__What is required__
Copy out all the records exactly.

--- start Dataset content ---

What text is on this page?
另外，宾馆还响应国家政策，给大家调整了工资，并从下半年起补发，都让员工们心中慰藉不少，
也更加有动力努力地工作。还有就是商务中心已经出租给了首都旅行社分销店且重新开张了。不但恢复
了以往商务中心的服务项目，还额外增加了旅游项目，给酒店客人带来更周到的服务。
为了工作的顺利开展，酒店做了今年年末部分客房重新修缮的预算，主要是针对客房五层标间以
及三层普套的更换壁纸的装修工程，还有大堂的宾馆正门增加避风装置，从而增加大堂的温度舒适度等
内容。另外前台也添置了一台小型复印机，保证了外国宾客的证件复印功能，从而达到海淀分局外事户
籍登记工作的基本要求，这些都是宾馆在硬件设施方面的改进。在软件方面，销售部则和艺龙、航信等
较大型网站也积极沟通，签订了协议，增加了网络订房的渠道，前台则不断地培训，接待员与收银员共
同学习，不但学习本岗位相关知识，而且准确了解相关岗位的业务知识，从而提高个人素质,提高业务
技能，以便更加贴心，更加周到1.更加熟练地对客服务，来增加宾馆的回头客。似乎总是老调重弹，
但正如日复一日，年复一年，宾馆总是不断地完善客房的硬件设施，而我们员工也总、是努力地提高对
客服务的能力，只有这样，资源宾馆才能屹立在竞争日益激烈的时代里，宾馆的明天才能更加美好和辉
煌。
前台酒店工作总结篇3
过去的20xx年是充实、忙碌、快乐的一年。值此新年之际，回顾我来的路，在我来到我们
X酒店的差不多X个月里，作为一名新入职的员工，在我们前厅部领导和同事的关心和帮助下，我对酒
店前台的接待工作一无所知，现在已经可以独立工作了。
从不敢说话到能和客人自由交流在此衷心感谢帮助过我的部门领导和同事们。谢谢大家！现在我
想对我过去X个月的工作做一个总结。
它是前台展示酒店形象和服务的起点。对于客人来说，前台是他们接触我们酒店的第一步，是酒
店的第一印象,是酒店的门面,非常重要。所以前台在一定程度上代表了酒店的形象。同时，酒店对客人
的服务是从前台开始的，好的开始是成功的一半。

--- end Dataset content ---

__Complete response__
What text is on this page?
另外，宾馆还响应国家政策，给大家调整了工资，并从下半年起补发，都让员工们心中慰藉不少，
也更加有动力努力地工作。还有就是商务中心已经出租给了首都旅行社分销店且重新开张了。不但恢复
了以往商务中心的服务项目，还额外增加了旅游项目，给酒店客人带来更周到的服务。
为了工作的顺利开展，酒店做了今年年末部分客房重新修缮的预算，主要是针对客房五层标间以
及三层普套的更换壁纸的装修工程，还有大堂的宾馆正门增加避风装置，从而增加大堂的温度舒适度等
内容。另外前台也添置了一台小型复印机，保证了外国宾客的证件复印功能，从而达到海淀分局外事户
籍登记工作的基本要求，这些都是宾馆在硬件设施方面的改进。在软件方面，销售部则和艺龙、航信等
较大型网站也积极沟通，签订了协议，增加了网络订房的渠道，前台则不断地培训，接待员与收银员共
同学习，不但学习本岗位相关知识，而且准确了解相关岗位的业务知识，从而提高个人素质,提高业务
技能，以便更加贴心，更加周到1.更加熟练地对客服务，来增加宾馆的回头客。似乎总是老调重弹，
但正如日复一日，年复一年，宾馆总是不断地完善客房的硬件设施，而我们员工也总、是努力地提高对
客服务的能力，只有这样，资源宾馆才能屹立在竞争日益激烈的时代里，宾馆的明天才能更加美好和辉
煌。
前台酒店工作总结篇3
过去的20xx年是充实、忙碌、快乐的一年。值此新年之际，回顾我来的路，在我来到我们
X酒店的差不多X个月里，作为一名新入职的员工，在我们前厅部领导和同事的关心和帮助下，我对酒
店前台的接待工作一无所知，现在已经可以独立工作了。
从不敢说话到能和客人自由交流在此衷心感谢帮助过我的部门领导和同事们。谢谢大家！现在我
想对我过去X个月的工作做一个总结。
它是前台展示酒店形象和服务的起点。对于客人来说，前台是他们接触我们酒店的第一步，是酒
店的第一印象,是酒店的门面,非常重要。所以前台在一定程度上代表了酒店的形象。同时，酒店对客人
的服务是从前台开始的，好的开始是成功的一半。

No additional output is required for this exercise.